>> Start Input material
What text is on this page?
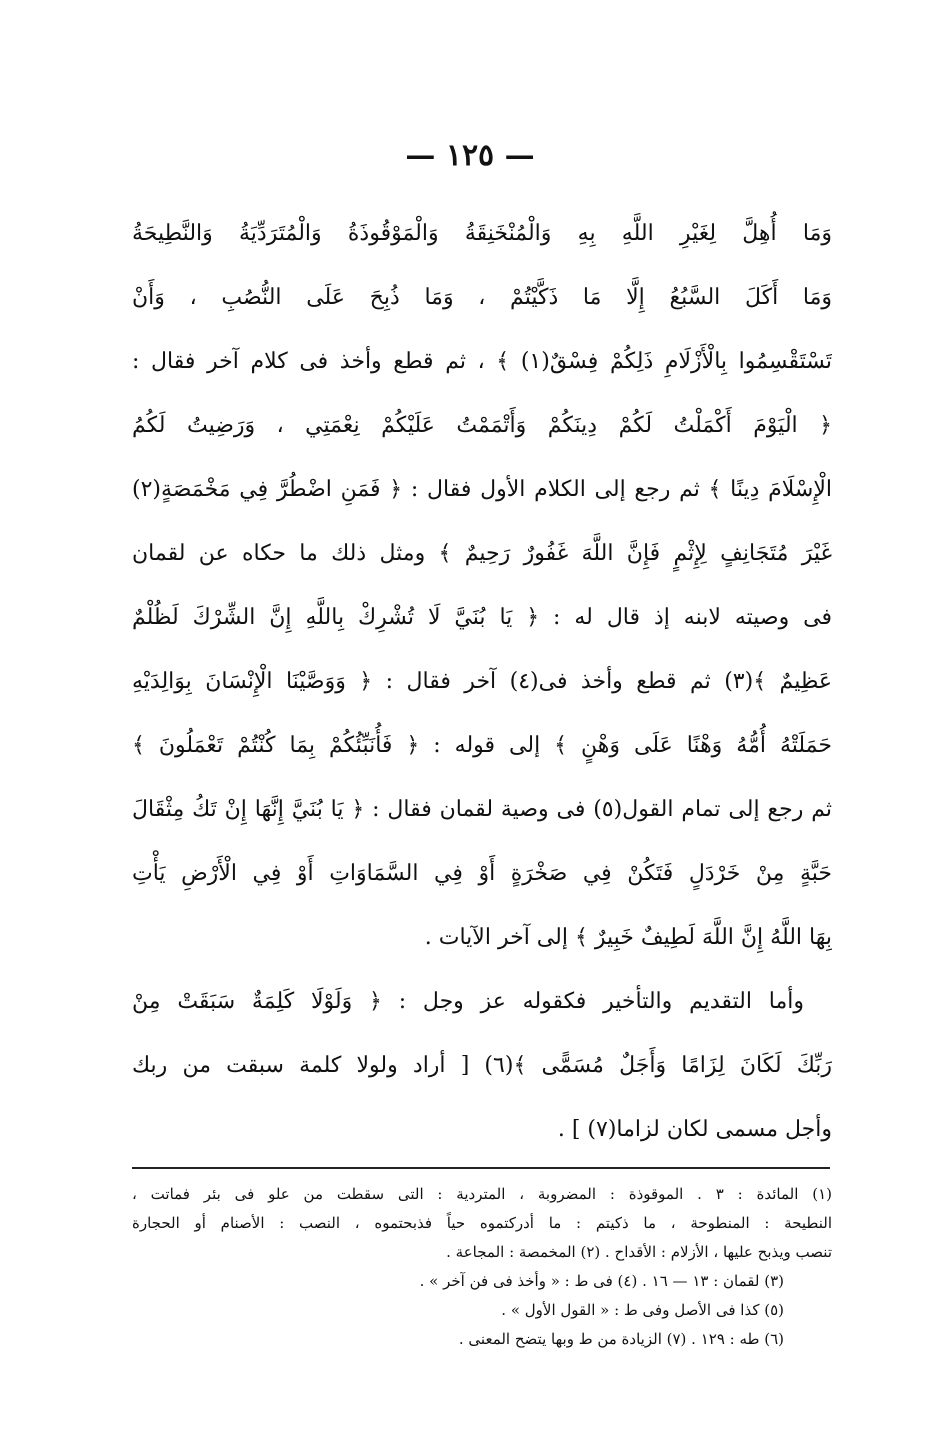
— ١٢٥ —
وَمَا أُهِلَّ لِغَيْرِ اللَّهِ بِهِ وَالْمُنْخَنِقَةُ وَالْمَوْقُوذَةُ وَالْمُتَرَدِّيَةُ وَالنَّطِيحَةُ
وَمَا أَكَلَ السَّبُعُ إِلَّا مَا ذَكَّيْتُمْ ، وَمَا ذُبِحَ عَلَى النُّصُبِ ، وَأَنْ
تَسْتَقْسِمُوا بِالْأَزْلَامِ ذَلِكُمْ فِسْقٌ(١) ﴾ ، ثم قطع وأخذ فى كلام آخر فقال :
﴿ الْيَوْمَ أَكْمَلْتُ لَكُمْ دِينَكُمْ وَأَتْمَمْتُ عَلَيْكُمْ نِعْمَتِي ، وَرَضِيتُ لَكُمُ
الْإِسْلَامَ دِينًا ﴾ ثم رجع إلى الكلام الأول فقال : ﴿ فَمَنِ اضْطُرَّ فِي مَخْمَصَةٍ(٢)
غَيْرَ مُتَجَانِفٍ لِإِثْمٍ فَإِنَّ اللَّهَ غَفُورٌ رَحِيمٌ ﴾ ومثل ذلك ما حكاه عن لقمان
فى وصيته لابنه إذ قال له : ﴿ يَا بُنَيَّ لَا تُشْرِكْ بِاللَّهِ إِنَّ الشِّرْكَ لَظُلْمٌ
عَظِيمٌ ﴾(٣) ثم قطع وأخذ فى(٤) آخر فقال : ﴿ وَوَصَّيْنَا الْإِنْسَانَ بِوَالِدَيْهِ
حَمَلَتْهُ أُمُّهُ وَهْنًا عَلَى وَهْنٍ ﴾ إلى قوله : ﴿ فَأُنَبِّئُكُمْ بِمَا كُنْتُمْ تَعْمَلُونَ ﴾
ثم رجع إلى تمام القول(٥) فى وصية لقمان فقال : ﴿ يَا بُنَيَّ إِنَّهَا إِنْ تَكُ مِثْقَالَ
حَبَّةٍ مِنْ خَرْدَلٍ فَتَكُنْ فِي صَخْرَةٍ أَوْ فِي السَّمَاوَاتِ أَوْ فِي الْأَرْضِ يَأْتِ
بِهَا اللَّهُ إِنَّ اللَّهَ لَطِيفٌ خَبِيرٌ ﴾ إلى آخر الآيات .
وأما التقديم والتأخير فكقوله عز وجل : ﴿ وَلَوْلَا كَلِمَةٌ سَبَقَتْ مِنْ
رَبِّكَ لَكَانَ لِزَامًا وَأَجَلٌ مُسَمًّى ﴾(٦) [ أراد ولولا كلمة سبقت من ربك
وأجل مسمى لكان لزاما(٧) ] .
(١) المائدة : ٣ . الموقوذة : المضروبة ، المتردية : التى سقطت من علو فى بئر فماتت ،
النطيحة : المنطوحة ، ما ذكيتم : ما أدركتموه حياً فذبحتموه ، النصب : الأصنام أو الحجارة
تنصب ويذبح عليها ، الأزلام : الأقداح . (٢) المخمصة : المجاعة .
(٣) لقمان : ١٣ — ١٦ . (٤) فى ط : « وأخذ فى فن آخر » .
(٥) كذا فى الأصل وفى ط : « القول الأول » .
(٦) طه : ١٢٩ . (٧) الزيادة من ط وبها يتضح المعنى .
>> End Input material
__Directions for this task__: Without including any pictures, please restate all the records exactly.

__Exercise answer__:
What text is on this page?
— ١٢٥ —
وَمَا أُهِلَّ لِغَيْرِ اللَّهِ بِهِ وَالْمُنْخَنِقَةُ وَالْمَوْقُوذَةُ وَالْمُتَرَدِّيَةُ وَالنَّطِيحَةُ
وَمَا أَكَلَ السَّبُعُ إِلَّا مَا ذَكَّيْتُمْ ، وَمَا ذُبِحَ عَلَى النُّصُبِ ، وَأَنْ
تَسْتَقْسِمُوا بِالْأَزْلَامِ ذَلِكُمْ فِسْقٌ(١) ﴾ ، ثم قطع وأخذ فى كلام آخر فقال :
﴿ الْيَوْمَ أَكْمَلْتُ لَكُمْ دِينَكُمْ وَأَتْمَمْتُ عَلَيْكُمْ نِعْمَتِي ، وَرَضِيتُ لَكُمُ
الْإِسْلَامَ دِينًا ﴾ ثم رجع إلى الكلام الأول فقال : ﴿ فَمَنِ اضْطُرَّ فِي مَخْمَصَةٍ(٢)
غَيْرَ مُتَجَانِفٍ لِإِثْمٍ فَإِنَّ اللَّهَ غَفُورٌ رَحِيمٌ ﴾ ومثل ذلك ما حكاه عن لقمان
فى وصيته لابنه إذ قال له : ﴿ يَا بُنَيَّ لَا تُشْرِكْ بِاللَّهِ إِنَّ الشِّرْكَ لَظُلْمٌ
عَظِيمٌ ﴾(٣) ثم قطع وأخذ فى(٤) آخر فقال : ﴿ وَوَصَّيْنَا الْإِنْسَانَ بِوَالِدَيْهِ
حَمَلَتْهُ أُمُّهُ وَهْنًا عَلَى وَهْنٍ ﴾ إلى قوله : ﴿ فَأُنَبِّئُكُمْ بِمَا كُنْتُمْ تَعْمَلُونَ ﴾
ثم رجع إلى تمام القول(٥) فى وصية لقمان فقال : ﴿ يَا بُنَيَّ إِنَّهَا إِنْ تَكُ مِثْقَالَ
حَبَّةٍ مِنْ خَرْدَلٍ فَتَكُنْ فِي صَخْرَةٍ أَوْ فِي السَّمَاوَاتِ أَوْ فِي الْأَرْضِ يَأْتِ
بِهَا اللَّهُ إِنَّ اللَّهَ لَطِيفٌ خَبِيرٌ ﴾ إلى آخر الآيات .
وأما التقديم والتأخير فكقوله عز وجل : ﴿ وَلَوْلَا كَلِمَةٌ سَبَقَتْ مِنْ
رَبِّكَ لَكَانَ لِزَامًا وَأَجَلٌ مُسَمًّى ﴾(٦) [ أراد ولولا كلمة سبقت من ربك
وأجل مسمى لكان لزاما(٧) ] .
(١) المائدة : ٣ . الموقوذة : المضروبة ، المتردية : التى سقطت من علو فى بئر فماتت ،
النطيحة : المنطوحة ، ما ذكيتم : ما أدركتموه حياً فذبحتموه ، النصب : الأصنام أو الحجارة
تنصب ويذبح عليها ، الأزلام : الأقداح . (٢) المخمصة : المجاعة .
(٣) لقمان : ١٣ — ١٦ . (٤) فى ط : « وأخذ فى فن آخر » .
(٥) كذا فى الأصل وفى ط : « القول الأول » .
(٦) طه : ١٢٩ . (٧) الزيادة من ط وبها يتضح المعنى .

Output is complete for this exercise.